WHAT IS EXPECTED: According to the article about Ryan Giggs below, how many games did Giggs manage Manchester United for after David Moyes was sacked?

Ryan Giggs has lashed out at those who criticise his managerial ambitions, insisting it is "ridiculous" to claim he does not have enough experience to manage in the top flight.

Giggs, who managed Manchester United for four games after David Moyes' sacking in 2014, has been linked with a clutch of jobs in recent months, including Swansea City and Wales.

However, he has yet to move into the dugout full-time as a number one - he did spend two years under Louis van Gaal as assistant manager at United - and told The Times last week that he would feel comfortable managing a top-flight club, given the experience he gained during his playing career.

"I don't have experience in the lower divisions. It's not where I've worked in my career," he said.

"I've spent my whole life in the Premier League - not just as a player but as a player-coach and assistant manager. I know now I wasn't ready when I had those four games in charge at United but I'm a lot better qualified to manage now after those two years with Louis. That was a fantastic experience."

PROVIDED MATERIAL:
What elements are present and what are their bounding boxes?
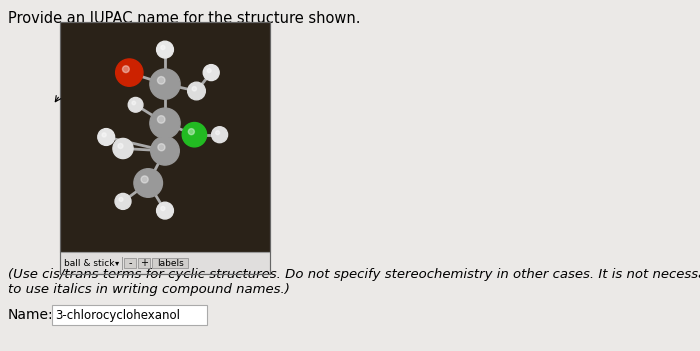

COMPLETE RESPONSE: Four games.